> **WHAT TO PRODUCE**:
Extract every line below that contains the word "temperature".

-- start of RAW RECORDS --

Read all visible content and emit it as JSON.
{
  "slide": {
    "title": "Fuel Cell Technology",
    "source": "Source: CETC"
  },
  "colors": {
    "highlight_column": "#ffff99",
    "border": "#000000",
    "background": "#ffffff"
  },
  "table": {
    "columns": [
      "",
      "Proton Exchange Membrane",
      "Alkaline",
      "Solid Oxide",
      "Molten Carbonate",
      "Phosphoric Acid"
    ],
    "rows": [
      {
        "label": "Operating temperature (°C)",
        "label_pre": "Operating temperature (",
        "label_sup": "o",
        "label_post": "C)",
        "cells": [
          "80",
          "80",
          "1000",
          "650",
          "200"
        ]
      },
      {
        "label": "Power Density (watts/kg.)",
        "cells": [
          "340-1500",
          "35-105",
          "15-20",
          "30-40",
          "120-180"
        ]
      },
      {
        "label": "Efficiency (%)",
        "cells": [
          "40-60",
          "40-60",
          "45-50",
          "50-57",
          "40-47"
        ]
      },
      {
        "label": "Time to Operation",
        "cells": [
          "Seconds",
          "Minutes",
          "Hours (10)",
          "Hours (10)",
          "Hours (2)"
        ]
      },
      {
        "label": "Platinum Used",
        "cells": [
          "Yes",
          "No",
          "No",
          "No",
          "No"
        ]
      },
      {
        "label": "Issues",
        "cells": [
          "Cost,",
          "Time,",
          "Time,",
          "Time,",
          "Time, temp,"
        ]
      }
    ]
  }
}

-- end of RAW RECORDS --

> **RESULT OF THE TASK**:
        "label": "Operating temperature (°C)",
        "label_pre": "Operating temperature (",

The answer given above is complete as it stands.